SHORT TASK: Nothing before the line containing "OCR this image." belongs in the answer; quote that line and all lines after it through the end of the material, word for word.

DATA FOR THIS TASK:
_ _ _ _ _

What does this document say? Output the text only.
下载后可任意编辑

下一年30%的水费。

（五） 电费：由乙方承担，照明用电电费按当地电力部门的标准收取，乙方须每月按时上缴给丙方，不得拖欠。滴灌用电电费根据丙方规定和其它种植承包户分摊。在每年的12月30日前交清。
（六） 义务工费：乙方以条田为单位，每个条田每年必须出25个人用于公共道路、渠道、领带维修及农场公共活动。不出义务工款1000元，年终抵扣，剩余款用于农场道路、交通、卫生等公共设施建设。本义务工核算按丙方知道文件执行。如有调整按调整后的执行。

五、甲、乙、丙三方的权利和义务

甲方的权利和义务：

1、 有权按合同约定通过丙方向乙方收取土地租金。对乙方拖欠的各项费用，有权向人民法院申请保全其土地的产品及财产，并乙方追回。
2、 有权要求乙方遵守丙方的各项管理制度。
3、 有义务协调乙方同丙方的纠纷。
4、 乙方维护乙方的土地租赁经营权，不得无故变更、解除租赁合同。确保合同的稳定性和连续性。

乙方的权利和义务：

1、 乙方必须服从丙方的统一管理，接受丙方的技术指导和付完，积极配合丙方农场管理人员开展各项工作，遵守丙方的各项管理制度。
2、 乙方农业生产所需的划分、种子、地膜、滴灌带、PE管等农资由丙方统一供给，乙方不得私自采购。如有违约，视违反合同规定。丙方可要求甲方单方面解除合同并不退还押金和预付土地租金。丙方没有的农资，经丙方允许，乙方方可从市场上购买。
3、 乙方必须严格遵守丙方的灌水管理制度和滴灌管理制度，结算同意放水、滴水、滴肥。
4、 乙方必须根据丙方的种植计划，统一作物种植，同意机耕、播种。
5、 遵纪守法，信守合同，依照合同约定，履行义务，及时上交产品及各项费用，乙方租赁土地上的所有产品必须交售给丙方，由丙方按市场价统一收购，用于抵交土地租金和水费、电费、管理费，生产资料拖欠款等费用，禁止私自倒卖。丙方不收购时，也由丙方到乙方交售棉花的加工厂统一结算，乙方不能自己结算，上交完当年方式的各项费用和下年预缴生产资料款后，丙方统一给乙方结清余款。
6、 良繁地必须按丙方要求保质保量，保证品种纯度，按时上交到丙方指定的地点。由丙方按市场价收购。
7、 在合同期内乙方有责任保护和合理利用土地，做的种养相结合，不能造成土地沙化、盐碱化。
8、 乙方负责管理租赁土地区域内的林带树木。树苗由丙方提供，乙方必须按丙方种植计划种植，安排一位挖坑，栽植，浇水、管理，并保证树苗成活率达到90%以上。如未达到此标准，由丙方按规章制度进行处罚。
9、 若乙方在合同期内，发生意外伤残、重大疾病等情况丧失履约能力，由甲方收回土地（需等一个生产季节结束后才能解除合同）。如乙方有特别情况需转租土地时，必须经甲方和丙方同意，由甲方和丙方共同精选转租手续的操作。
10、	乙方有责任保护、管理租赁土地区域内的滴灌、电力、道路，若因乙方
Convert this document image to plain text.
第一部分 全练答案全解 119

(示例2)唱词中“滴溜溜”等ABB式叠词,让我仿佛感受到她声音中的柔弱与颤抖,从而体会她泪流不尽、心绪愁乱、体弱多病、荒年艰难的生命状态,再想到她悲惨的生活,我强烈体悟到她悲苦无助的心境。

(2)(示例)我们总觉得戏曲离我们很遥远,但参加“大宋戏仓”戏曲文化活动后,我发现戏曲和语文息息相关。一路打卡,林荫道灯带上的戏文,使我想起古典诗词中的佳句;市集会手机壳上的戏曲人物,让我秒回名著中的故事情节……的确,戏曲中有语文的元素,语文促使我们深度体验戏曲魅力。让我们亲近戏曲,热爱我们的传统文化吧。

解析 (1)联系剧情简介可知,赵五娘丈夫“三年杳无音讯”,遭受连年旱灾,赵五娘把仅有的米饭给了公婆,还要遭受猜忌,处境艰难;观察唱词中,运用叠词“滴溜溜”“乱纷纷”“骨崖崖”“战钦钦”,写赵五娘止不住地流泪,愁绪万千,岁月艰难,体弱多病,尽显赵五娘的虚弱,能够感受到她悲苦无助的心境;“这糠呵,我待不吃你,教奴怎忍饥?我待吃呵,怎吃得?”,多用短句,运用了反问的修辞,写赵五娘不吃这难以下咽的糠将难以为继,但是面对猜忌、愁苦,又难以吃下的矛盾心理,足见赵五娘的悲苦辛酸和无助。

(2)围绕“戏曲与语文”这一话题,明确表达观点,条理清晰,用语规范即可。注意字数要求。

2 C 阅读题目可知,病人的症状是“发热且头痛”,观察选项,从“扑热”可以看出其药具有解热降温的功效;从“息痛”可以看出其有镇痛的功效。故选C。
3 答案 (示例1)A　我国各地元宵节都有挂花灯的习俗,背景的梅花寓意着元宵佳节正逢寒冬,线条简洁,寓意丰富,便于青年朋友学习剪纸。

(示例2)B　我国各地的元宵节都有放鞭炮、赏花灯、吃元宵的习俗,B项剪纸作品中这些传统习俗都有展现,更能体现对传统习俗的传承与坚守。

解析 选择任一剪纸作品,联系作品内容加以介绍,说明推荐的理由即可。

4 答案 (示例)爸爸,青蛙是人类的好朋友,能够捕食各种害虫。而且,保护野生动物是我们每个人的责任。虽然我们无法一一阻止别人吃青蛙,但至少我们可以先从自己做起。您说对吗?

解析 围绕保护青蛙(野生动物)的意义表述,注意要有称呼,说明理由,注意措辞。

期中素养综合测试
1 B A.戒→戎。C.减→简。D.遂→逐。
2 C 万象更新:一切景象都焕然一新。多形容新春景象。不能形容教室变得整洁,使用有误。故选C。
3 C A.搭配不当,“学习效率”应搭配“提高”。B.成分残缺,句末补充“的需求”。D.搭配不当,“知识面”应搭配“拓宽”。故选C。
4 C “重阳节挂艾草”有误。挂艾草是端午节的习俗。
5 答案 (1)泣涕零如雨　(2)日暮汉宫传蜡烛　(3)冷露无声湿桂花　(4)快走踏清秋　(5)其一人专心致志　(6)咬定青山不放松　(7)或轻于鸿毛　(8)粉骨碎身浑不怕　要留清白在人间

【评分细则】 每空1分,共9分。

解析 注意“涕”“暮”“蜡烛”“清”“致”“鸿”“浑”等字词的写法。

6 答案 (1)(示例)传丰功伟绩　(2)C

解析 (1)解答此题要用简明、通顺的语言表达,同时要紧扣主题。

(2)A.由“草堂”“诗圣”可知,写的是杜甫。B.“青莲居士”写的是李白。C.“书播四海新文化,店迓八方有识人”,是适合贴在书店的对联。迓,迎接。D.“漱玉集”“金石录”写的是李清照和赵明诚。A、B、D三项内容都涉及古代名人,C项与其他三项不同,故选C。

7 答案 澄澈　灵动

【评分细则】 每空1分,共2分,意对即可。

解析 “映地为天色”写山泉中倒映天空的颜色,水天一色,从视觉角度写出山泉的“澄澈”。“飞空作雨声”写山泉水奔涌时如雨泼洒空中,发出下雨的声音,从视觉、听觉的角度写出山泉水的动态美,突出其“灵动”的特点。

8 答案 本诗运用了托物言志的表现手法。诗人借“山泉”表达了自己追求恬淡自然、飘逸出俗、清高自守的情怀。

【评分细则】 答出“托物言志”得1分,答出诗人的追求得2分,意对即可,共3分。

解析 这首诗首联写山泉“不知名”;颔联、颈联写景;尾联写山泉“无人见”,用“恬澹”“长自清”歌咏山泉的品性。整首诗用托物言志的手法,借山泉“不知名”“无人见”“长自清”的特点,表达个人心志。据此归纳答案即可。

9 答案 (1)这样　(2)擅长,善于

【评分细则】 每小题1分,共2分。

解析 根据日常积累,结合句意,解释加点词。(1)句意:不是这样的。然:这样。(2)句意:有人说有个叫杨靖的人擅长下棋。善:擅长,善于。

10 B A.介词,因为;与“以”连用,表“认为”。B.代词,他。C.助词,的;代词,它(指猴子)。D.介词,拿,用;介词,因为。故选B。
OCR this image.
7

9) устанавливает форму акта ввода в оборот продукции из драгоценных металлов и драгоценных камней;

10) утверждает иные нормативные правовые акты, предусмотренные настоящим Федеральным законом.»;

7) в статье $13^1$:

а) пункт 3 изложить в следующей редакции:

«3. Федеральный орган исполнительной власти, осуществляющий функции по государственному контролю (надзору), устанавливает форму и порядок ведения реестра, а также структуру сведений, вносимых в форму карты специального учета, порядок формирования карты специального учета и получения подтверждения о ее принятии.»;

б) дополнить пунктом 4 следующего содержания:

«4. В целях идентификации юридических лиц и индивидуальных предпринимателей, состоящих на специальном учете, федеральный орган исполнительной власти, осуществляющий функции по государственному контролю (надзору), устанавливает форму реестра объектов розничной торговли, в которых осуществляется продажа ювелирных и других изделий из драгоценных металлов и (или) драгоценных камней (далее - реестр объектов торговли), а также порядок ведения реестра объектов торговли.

_ _ _ _ _

SOLUTION TO THE PROBLEM:
OCR this image.
7

9) устанавливает форму акта ввода в оборот продукции из драгоценных металлов и драгоценных камней;

10) утверждает иные нормативные правовые акты, предусмотренные настоящим Федеральным законом.»;

7) в статье $13^1$:

а) пункт 3 изложить в следующей редакции:

«3. Федеральный орган исполнительной власти, осуществляющий функции по государственному контролю (надзору), устанавливает форму и порядок ведения реестра, а также структуру сведений, вносимых в форму карты специального учета, порядок формирования карты специального учета и получения подтверждения о ее принятии.»;

б) дополнить пунктом 4 следующего содержания:

«4. В целях идентификации юридических лиц и индивидуальных предпринимателей, состоящих на специальном учете, федеральный орган исполнительной власти, осуществляющий функции по государственному контролю (надзору), устанавливает форму реестра объектов розничной торговли, в которых осуществляется продажа ювелирных и других изделий из драгоценных металлов и (или) драгоценных камней (далее - реестр объектов торговли), а также порядок ведения реестра объектов торговли.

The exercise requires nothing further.